#### [Extracted entries]

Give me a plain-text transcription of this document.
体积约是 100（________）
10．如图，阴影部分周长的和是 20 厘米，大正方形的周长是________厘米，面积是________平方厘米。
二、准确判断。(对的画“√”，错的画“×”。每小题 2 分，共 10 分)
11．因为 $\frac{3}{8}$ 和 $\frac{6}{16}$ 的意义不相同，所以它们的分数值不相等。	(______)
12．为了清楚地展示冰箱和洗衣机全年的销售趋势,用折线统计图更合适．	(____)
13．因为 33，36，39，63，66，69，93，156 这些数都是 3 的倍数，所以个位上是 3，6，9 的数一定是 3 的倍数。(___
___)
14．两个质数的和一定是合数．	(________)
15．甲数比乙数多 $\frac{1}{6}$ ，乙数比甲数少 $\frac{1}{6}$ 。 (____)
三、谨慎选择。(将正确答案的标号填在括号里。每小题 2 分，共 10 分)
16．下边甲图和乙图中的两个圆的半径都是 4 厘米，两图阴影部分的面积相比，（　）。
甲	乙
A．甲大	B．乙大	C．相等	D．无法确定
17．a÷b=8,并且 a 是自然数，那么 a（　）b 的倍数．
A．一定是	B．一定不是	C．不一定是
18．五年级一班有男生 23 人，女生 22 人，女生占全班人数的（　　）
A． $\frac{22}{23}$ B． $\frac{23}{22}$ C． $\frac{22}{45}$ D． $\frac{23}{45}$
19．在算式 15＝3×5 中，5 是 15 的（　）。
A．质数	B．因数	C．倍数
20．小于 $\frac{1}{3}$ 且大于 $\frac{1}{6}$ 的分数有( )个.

#### [Exercise description]
Return every line from the records above that holds the word "frac".

#### [Answer to this problem]
11．因为 $\frac{3}{8}$ 和 $\frac{6}{16}$ 的意义不相同，所以它们的分数值不相等。	(______)
15．甲数比乙数多 $\frac{1}{6}$ ，乙数比甲数少 $\frac{1}{6}$ 。 (____)
A． $\frac{22}{23}$ B． $\frac{23}{22}$ C． $\frac{22}{45}$ D． $\frac{23}{45}$
20．小于 $\frac{1}{3}$ 且大于 $\frac{1}{6}$ 的分数有( )个.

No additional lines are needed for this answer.